Aim of the exercise —
Check every line below for the word "this" and copy the ones that have it.

▽

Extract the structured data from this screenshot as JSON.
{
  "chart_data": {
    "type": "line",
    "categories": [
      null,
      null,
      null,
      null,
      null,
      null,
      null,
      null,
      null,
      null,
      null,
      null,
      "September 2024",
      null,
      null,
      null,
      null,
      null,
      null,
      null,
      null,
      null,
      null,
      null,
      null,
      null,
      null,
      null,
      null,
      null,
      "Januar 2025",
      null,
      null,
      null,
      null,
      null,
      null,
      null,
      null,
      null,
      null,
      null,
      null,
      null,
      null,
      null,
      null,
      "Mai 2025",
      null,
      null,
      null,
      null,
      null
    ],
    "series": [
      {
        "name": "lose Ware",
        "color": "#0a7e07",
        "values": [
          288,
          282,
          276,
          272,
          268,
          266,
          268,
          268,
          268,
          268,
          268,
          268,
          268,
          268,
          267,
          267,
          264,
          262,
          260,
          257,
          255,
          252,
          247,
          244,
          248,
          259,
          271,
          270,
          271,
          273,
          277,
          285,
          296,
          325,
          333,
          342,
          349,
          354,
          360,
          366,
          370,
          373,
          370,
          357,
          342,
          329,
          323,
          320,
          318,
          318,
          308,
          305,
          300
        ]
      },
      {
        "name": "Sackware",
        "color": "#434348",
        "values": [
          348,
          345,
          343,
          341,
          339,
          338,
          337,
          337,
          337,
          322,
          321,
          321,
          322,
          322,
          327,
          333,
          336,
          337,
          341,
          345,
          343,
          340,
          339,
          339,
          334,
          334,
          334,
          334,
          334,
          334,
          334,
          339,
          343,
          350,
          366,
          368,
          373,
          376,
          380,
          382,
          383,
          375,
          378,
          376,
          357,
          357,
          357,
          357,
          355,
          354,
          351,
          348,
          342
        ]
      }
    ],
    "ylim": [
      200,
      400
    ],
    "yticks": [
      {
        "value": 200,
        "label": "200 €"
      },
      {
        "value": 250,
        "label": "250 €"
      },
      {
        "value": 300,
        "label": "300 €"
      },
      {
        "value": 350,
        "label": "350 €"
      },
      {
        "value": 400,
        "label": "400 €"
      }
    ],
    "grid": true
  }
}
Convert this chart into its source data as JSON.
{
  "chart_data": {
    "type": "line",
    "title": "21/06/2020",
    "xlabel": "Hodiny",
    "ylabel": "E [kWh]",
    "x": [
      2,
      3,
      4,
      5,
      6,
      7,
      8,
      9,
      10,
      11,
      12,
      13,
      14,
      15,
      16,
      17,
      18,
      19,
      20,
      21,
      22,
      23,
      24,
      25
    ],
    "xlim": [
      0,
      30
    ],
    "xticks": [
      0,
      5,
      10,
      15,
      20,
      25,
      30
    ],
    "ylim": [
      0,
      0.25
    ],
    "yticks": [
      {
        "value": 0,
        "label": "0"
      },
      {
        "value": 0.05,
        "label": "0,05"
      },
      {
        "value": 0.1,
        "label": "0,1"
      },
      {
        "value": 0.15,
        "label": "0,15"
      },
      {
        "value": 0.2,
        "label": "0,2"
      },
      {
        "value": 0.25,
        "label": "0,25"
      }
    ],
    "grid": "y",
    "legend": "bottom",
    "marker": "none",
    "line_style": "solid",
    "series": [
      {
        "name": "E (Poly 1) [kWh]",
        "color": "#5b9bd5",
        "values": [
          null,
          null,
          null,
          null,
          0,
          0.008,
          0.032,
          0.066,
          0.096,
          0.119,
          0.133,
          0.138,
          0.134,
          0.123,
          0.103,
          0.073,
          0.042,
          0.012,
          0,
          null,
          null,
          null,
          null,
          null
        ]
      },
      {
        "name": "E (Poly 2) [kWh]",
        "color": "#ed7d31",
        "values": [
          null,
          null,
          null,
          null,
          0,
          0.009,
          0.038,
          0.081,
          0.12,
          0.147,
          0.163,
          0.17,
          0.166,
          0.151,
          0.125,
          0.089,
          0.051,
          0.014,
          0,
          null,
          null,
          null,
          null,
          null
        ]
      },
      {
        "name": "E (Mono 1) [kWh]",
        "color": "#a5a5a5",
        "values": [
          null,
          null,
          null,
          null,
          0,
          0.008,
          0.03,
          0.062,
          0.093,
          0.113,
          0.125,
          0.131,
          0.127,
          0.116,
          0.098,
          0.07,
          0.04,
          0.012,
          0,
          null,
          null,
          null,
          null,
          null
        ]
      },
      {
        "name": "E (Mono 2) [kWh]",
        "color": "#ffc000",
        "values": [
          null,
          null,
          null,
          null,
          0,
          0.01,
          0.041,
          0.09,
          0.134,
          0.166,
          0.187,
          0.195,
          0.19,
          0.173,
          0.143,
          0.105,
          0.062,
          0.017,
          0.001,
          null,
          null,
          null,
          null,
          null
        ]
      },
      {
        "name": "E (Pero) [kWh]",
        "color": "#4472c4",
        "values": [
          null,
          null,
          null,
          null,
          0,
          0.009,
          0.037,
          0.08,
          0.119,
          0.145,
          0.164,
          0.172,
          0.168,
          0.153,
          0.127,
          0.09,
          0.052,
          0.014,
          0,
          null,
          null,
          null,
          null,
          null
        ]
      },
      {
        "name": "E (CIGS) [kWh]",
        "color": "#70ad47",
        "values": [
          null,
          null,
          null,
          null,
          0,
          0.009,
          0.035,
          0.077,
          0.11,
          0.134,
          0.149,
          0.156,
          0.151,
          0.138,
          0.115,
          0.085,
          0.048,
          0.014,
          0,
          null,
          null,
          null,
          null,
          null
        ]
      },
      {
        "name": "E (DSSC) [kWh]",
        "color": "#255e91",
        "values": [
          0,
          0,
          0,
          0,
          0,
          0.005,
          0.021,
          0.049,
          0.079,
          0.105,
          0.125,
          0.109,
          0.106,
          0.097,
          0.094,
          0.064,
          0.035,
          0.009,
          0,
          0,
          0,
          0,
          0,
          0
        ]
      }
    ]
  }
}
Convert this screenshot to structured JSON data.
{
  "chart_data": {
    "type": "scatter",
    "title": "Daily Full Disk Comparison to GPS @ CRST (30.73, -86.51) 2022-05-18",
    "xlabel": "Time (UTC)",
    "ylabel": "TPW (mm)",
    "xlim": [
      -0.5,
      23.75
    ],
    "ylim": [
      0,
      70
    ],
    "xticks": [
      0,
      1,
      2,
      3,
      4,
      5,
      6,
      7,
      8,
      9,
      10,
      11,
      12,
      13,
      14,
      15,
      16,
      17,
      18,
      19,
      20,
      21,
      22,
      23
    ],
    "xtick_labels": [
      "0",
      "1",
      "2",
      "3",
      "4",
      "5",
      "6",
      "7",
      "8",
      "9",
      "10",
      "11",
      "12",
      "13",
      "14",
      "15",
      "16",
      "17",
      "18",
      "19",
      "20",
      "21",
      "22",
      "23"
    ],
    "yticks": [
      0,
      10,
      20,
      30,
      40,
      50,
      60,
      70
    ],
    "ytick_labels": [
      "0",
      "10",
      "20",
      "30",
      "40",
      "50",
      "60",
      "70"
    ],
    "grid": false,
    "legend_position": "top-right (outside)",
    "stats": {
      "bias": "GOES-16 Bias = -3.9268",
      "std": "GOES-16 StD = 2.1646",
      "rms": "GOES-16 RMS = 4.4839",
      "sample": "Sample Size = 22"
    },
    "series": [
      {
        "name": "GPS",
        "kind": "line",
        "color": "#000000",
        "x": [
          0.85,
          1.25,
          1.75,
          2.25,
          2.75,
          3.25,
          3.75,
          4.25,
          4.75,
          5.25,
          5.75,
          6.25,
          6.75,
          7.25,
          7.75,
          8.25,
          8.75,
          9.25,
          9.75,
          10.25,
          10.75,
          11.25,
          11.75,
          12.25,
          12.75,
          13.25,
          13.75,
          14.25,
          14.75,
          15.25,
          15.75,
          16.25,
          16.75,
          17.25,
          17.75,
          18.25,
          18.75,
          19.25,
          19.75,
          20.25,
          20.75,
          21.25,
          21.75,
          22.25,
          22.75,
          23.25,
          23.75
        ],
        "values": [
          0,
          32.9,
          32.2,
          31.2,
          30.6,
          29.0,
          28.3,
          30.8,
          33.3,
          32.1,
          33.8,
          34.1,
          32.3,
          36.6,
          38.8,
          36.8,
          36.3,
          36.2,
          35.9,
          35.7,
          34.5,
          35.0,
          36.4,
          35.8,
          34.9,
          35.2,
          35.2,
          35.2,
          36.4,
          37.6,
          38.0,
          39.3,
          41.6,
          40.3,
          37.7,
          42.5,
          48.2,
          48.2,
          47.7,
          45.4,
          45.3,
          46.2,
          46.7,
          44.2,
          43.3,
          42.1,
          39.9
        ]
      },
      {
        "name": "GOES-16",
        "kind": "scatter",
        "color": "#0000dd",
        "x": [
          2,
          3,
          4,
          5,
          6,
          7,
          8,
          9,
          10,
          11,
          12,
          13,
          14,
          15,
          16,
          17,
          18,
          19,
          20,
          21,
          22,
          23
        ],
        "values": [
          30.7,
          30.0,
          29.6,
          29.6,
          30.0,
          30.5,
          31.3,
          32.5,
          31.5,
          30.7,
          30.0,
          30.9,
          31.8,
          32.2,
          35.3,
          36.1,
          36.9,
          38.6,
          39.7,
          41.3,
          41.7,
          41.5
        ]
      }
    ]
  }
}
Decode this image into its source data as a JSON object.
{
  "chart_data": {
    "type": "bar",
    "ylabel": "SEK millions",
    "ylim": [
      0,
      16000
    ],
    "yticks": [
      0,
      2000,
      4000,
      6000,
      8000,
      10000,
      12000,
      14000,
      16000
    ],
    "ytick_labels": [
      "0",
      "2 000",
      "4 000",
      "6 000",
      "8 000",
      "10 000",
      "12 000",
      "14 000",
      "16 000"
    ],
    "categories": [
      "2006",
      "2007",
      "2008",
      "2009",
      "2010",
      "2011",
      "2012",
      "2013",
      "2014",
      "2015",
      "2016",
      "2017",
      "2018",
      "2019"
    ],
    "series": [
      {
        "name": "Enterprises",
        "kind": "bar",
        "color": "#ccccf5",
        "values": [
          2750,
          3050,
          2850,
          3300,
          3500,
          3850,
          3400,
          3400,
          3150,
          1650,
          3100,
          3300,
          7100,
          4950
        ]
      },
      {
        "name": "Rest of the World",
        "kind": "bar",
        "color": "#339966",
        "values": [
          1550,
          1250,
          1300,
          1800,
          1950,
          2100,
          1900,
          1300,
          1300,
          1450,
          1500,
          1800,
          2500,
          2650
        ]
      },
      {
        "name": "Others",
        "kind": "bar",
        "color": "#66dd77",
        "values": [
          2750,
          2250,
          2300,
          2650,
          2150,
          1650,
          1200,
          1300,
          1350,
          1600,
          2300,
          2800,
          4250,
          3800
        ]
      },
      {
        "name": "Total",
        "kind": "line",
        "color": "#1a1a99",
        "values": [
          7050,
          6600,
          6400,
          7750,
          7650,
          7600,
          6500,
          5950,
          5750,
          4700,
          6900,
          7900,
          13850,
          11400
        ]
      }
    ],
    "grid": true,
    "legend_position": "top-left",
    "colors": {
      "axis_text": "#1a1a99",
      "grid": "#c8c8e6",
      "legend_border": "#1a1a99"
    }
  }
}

△

Final answer —
Extract the structured data from this screenshot as JSON.
Convert this chart into its source data as JSON.
Convert this screenshot to structured JSON data.
Decode this image into its source data as a JSON object.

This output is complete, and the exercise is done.